┌─ RECORDS PROVIDED

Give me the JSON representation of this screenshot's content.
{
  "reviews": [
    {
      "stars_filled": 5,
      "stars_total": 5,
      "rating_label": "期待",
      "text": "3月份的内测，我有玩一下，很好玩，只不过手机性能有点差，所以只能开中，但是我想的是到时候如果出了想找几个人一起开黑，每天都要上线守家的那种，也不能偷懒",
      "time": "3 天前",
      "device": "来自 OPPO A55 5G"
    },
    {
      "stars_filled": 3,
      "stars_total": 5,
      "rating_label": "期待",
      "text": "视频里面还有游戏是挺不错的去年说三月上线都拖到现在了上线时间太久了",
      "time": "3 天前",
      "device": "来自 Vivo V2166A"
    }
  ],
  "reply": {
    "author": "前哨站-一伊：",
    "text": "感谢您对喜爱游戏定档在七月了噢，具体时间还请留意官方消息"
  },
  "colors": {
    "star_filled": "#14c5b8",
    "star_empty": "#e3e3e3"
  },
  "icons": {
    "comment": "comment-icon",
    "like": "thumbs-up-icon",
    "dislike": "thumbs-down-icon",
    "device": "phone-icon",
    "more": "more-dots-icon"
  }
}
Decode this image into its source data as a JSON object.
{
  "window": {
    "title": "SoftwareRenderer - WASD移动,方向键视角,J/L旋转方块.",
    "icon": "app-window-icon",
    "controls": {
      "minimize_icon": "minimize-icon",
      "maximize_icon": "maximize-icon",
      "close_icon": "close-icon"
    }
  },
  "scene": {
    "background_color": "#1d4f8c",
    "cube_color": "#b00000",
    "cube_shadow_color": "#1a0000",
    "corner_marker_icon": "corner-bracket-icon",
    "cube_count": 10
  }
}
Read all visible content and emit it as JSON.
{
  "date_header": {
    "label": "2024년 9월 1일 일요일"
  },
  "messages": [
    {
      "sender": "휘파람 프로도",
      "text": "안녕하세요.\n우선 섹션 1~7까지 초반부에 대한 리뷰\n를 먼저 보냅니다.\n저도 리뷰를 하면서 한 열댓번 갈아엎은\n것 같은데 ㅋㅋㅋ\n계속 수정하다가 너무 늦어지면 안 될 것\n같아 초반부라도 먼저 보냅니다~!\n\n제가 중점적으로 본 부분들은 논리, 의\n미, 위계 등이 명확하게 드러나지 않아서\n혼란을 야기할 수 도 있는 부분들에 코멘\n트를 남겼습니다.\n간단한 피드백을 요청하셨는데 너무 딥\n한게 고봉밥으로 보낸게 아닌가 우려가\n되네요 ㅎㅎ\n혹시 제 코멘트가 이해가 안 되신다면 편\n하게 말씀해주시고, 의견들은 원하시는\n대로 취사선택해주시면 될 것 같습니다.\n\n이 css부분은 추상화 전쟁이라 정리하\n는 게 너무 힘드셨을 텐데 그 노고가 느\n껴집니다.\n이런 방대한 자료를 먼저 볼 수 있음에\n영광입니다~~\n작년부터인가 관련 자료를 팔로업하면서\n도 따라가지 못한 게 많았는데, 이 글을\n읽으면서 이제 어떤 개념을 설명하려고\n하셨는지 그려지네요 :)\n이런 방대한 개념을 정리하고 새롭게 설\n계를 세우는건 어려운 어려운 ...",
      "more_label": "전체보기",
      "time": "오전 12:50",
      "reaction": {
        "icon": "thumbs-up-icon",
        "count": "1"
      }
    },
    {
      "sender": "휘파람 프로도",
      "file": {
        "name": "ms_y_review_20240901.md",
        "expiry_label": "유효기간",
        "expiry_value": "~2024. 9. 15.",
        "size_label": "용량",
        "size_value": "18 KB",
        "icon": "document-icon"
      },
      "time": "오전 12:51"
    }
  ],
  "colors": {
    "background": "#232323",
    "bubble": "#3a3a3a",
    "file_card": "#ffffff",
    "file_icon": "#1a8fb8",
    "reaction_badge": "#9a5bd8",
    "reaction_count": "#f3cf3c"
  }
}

└─

▶ WHAT IS REQUIRED: Identify and extract each line of the listing that contains "time".

▶ SOLUTION:
      "time": "3 天前",
      "time": "3 天前",
      "time": "오전 12:50",
      "time": "오전 12:51"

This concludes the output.